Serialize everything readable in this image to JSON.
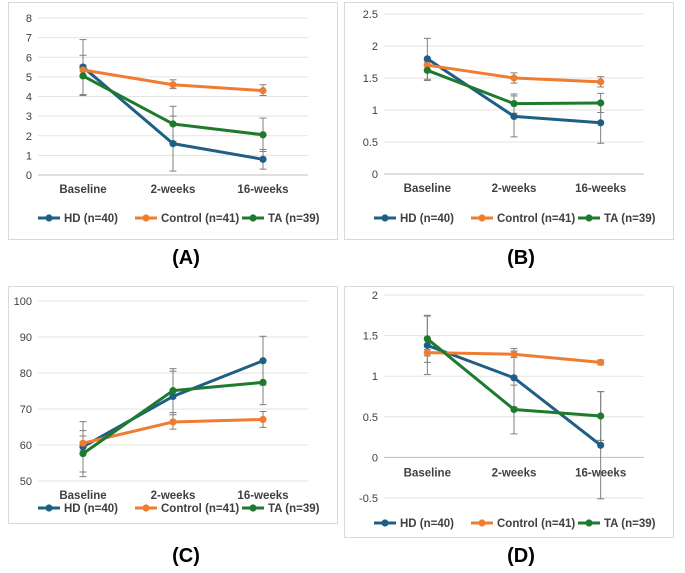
{
  "figure": {
    "series_colors": {
      "HD": "#1f5f86",
      "Control": "#ef7d31",
      "TA": "#1e7b2e"
    }
  },
  "chart_data": [
    {
      "panel": "(A)",
      "type": "line",
      "categories": [
        "Baseline",
        "2-weeks",
        "16-weeks"
      ],
      "ylim": [
        0,
        8
      ],
      "yticks": [
        0,
        1,
        2,
        3,
        4,
        5,
        6,
        7,
        8
      ],
      "ytick_labels": [
        "0",
        "1",
        "2",
        "3",
        "4",
        "5",
        "6",
        "7",
        "8"
      ],
      "grid": true,
      "legend_position": "bottom",
      "series": [
        {
          "name": "HD (n=40)",
          "key": "HD",
          "values": [
            5.5,
            1.6,
            0.8
          ],
          "err_high": [
            6.9,
            3.0,
            1.3
          ],
          "err_low": [
            4.1,
            0.2,
            0.3
          ]
        },
        {
          "name": "Control (n=41)",
          "key": "Control",
          "values": [
            5.35,
            4.6,
            4.3
          ],
          "err_high": [
            5.6,
            4.85,
            4.6
          ],
          "err_low": [
            5.1,
            4.4,
            4.05
          ]
        },
        {
          "name": "TA (n=39)",
          "key": "TA",
          "values": [
            5.05,
            2.6,
            2.05
          ],
          "err_high": [
            6.1,
            3.5,
            2.9
          ],
          "err_low": [
            4.05,
            1.7,
            1.2
          ]
        }
      ]
    },
    {
      "panel": "(B)",
      "type": "line",
      "categories": [
        "Baseline",
        "2-weeks",
        "16-weeks"
      ],
      "ylim": [
        0,
        2.5
      ],
      "yticks": [
        0,
        0.5,
        1,
        1.5,
        2,
        2.5
      ],
      "ytick_labels": [
        "0",
        "0.5",
        "1",
        "1.5",
        "2",
        "2.5"
      ],
      "grid": true,
      "legend_position": "bottom",
      "series": [
        {
          "name": "HD (n=40)",
          "key": "HD",
          "values": [
            1.8,
            0.9,
            0.8
          ],
          "err_high": [
            2.12,
            1.22,
            1.1
          ],
          "err_low": [
            1.48,
            0.58,
            0.48
          ]
        },
        {
          "name": "Control (n=41)",
          "key": "Control",
          "values": [
            1.7,
            1.5,
            1.44
          ],
          "err_high": [
            1.75,
            1.58,
            1.52
          ],
          "err_low": [
            1.62,
            1.42,
            1.36
          ]
        },
        {
          "name": "TA (n=39)",
          "key": "TA",
          "values": [
            1.62,
            1.1,
            1.11
          ],
          "err_high": [
            1.78,
            1.25,
            1.26
          ],
          "err_low": [
            1.46,
            0.95,
            0.96
          ]
        }
      ]
    },
    {
      "panel": "(C)",
      "type": "line",
      "categories": [
        "Baseline",
        "2-weeks",
        "16-weeks"
      ],
      "ylim": [
        50,
        100
      ],
      "yticks": [
        50,
        60,
        70,
        80,
        90,
        100
      ],
      "ytick_labels": [
        "50",
        "60",
        "70",
        "80",
        "90",
        "100"
      ],
      "grid": true,
      "legend_position": "bottom",
      "series": [
        {
          "name": "HD (n=40)",
          "key": "HD",
          "values": [
            59.5,
            73.5,
            83.4
          ],
          "err_high": [
            66.5,
            80.5,
            90.2
          ],
          "err_low": [
            52.5,
            66.5,
            76.6
          ]
        },
        {
          "name": "Control (n=41)",
          "key": "Control",
          "values": [
            60.5,
            66.4,
            67.1
          ],
          "err_high": [
            62.5,
            68.4,
            69.3
          ],
          "err_low": [
            58.5,
            64.4,
            64.9
          ]
        },
        {
          "name": "TA (n=39)",
          "key": "TA",
          "values": [
            57.6,
            75.1,
            77.4
          ],
          "err_high": [
            64.0,
            81.2,
            83.6
          ],
          "err_low": [
            51.2,
            69.0,
            71.2
          ]
        }
      ]
    },
    {
      "panel": "(D)",
      "type": "line",
      "categories": [
        "Baseline",
        "2-weeks",
        "16-weeks"
      ],
      "ylim": [
        -0.5,
        2
      ],
      "yticks": [
        -0.5,
        0,
        0.5,
        1,
        1.5,
        2
      ],
      "ytick_labels": [
        "-0.5",
        "0",
        "0.5",
        "1",
        "1.5",
        "2"
      ],
      "grid": true,
      "legend_position": "bottom",
      "series": [
        {
          "name": "HD (n=40)",
          "key": "HD",
          "values": [
            1.38,
            0.98,
            0.15
          ],
          "err_high": [
            1.74,
            1.34,
            0.81
          ],
          "err_low": [
            1.02,
            0.62,
            -0.51
          ]
        },
        {
          "name": "Control (n=41)",
          "key": "Control",
          "values": [
            1.29,
            1.27,
            1.17
          ],
          "err_high": [
            1.33,
            1.31,
            1.2
          ],
          "err_low": [
            1.25,
            1.23,
            1.14
          ]
        },
        {
          "name": "TA (n=39)",
          "key": "TA",
          "values": [
            1.46,
            0.59,
            0.51
          ],
          "err_high": [
            1.75,
            0.89,
            0.81
          ],
          "err_low": [
            1.17,
            0.29,
            0.21
          ]
        }
      ]
    }
  ]
}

■ WHAT IS ASKED: Excluding the pictures, restate the records above word for word.

■ EXERCISE ANSWER:
Serialize everything readable in this image to JSON.
{
  "figure": {
    "series_colors": {
      "HD": "#1f5f86",
      "Control": "#ef7d31",
      "TA": "#1e7b2e"
    }
  },
  "chart_data": [
    {
      "panel": "(A)",
      "type": "line",
      "categories": [
        "Baseline",
        "2-weeks",
        "16-weeks"
      ],
      "ylim": [
        0,
        8
      ],
      "yticks": [
        0,
        1,
        2,
        3,
        4,
        5,
        6,
        7,
        8
      ],
      "ytick_labels": [
        "0",
        "1",
        "2",
        "3",
        "4",
        "5",
        "6",
        "7",
        "8"
      ],
      "grid": true,
      "legend_position": "bottom",
      "series": [
        {
          "name": "HD (n=40)",
          "key": "HD",
          "values": [
            5.5,
            1.6,
            0.8
          ],
          "err_high": [
            6.9,
            3.0,
            1.3
          ],
          "err_low": [
            4.1,
            0.2,
            0.3
          ]
        },
        {
          "name": "Control (n=41)",
          "key": "Control",
          "values": [
            5.35,
            4.6,
            4.3
          ],
          "err_high": [
            5.6,
            4.85,
            4.6
          ],
          "err_low": [
            5.1,
            4.4,
            4.05
          ]
        },
        {
          "name": "TA (n=39)",
          "key": "TA",
          "values": [
            5.05,
            2.6,
            2.05
          ],
          "err_high": [
            6.1,
            3.5,
            2.9
          ],
          "err_low": [
            4.05,
            1.7,
            1.2
          ]
        }
      ]
    },
    {
      "panel": "(B)",
      "type": "line",
      "categories": [
        "Baseline",
        "2-weeks",
        "16-weeks"
      ],
      "ylim": [
        0,
        2.5
      ],
      "yticks": [
        0,
        0.5,
        1,
        1.5,
        2,
        2.5
      ],
      "ytick_labels": [
        "0",
        "0.5",
        "1",
        "1.5",
        "2",
        "2.5"
      ],
      "grid": true,
      "legend_position": "bottom",
      "series": [
        {
          "name": "HD (n=40)",
          "key": "HD",
          "values": [
            1.8,
            0.9,
            0.8
          ],
          "err_high": [
            2.12,
            1.22,
            1.1
          ],
          "err_low": [
            1.48,
            0.58,
            0.48
          ]
        },
        {
          "name": "Control (n=41)",
          "key": "Control",
          "values": [
            1.7,
            1.5,
            1.44
          ],
          "err_high": [
            1.75,
            1.58,
            1.52
          ],
          "err_low": [
            1.62,
            1.42,
            1.36
          ]
        },
        {
          "name": "TA (n=39)",
          "key": "TA",
          "values": [
            1.62,
            1.1,
            1.11
          ],
          "err_high": [
            1.78,
            1.25,
            1.26
          ],
          "err_low": [
            1.46,
            0.95,
            0.96
          ]
        }
      ]
    },
    {
      "panel": "(C)",
      "type": "line",
      "categories": [
        "Baseline",
        "2-weeks",
        "16-weeks"
      ],
      "ylim": [
        50,
        100
      ],
      "yticks": [
        50,
        60,
        70,
        80,
        90,
        100
      ],
      "ytick_labels": [
        "50",
        "60",
        "70",
        "80",
        "90",
        "100"
      ],
      "grid": true,
      "legend_position": "bottom",
      "series": [
        {
          "name": "HD (n=40)",
          "key": "HD",
          "values": [
            59.5,
            73.5,
            83.4
          ],
          "err_high": [
            66.5,
            80.5,
            90.2
          ],
          "err_low": [
            52.5,
            66.5,
            76.6
          ]
        },
        {
          "name": "Control (n=41)",
          "key": "Control",
          "values": [
            60.5,
            66.4,
            67.1
          ],
          "err_high": [
            62.5,
            68.4,
            69.3
          ],
          "err_low": [
            58.5,
            64.4,
            64.9
          ]
        },
        {
          "name": "TA (n=39)",
          "key": "TA",
          "values": [
            57.6,
            75.1,
            77.4
          ],
          "err_high": [
            64.0,
            81.2,
            83.6
          ],
          "err_low": [
            51.2,
            69.0,
            71.2
          ]
        }
      ]
    },
    {
      "panel": "(D)",
      "type": "line",
      "categories": [
        "Baseline",
        "2-weeks",
        "16-weeks"
      ],
      "ylim": [
        -0.5,
        2
      ],
      "yticks": [
        -0.5,
        0,
        0.5,
        1,
        1.5,
        2
      ],
      "ytick_labels": [
        "-0.5",
        "0",
        "0.5",
        "1",
        "1.5",
        "2"
      ],
      "grid": true,
      "legend_position": "bottom",
      "series": [
        {
          "name": "HD (n=40)",
          "key": "HD",
          "values": [
            1.38,
            0.98,
            0.15
          ],
          "err_high": [
            1.74,
            1.34,
            0.81
          ],
          "err_low": [
            1.02,
            0.62,
            -0.51
          ]
        },
        {
          "name": "Control (n=41)",
          "key": "Control",
          "values": [
            1.29,
            1.27,
            1.17
          ],
          "err_high": [
            1.33,
            1.31,
            1.2
          ],
          "err_low": [
            1.25,
            1.23,
            1.14
          ]
        },
        {
          "name": "TA (n=39)",
          "key": "TA",
          "values": [
            1.46,
            0.59,
            0.51
          ],
          "err_high": [
            1.75,
            0.89,
            0.81
          ],
          "err_low": [
            1.17,
            0.29,
            0.21
          ]
        }
      ]
    }
  ]
}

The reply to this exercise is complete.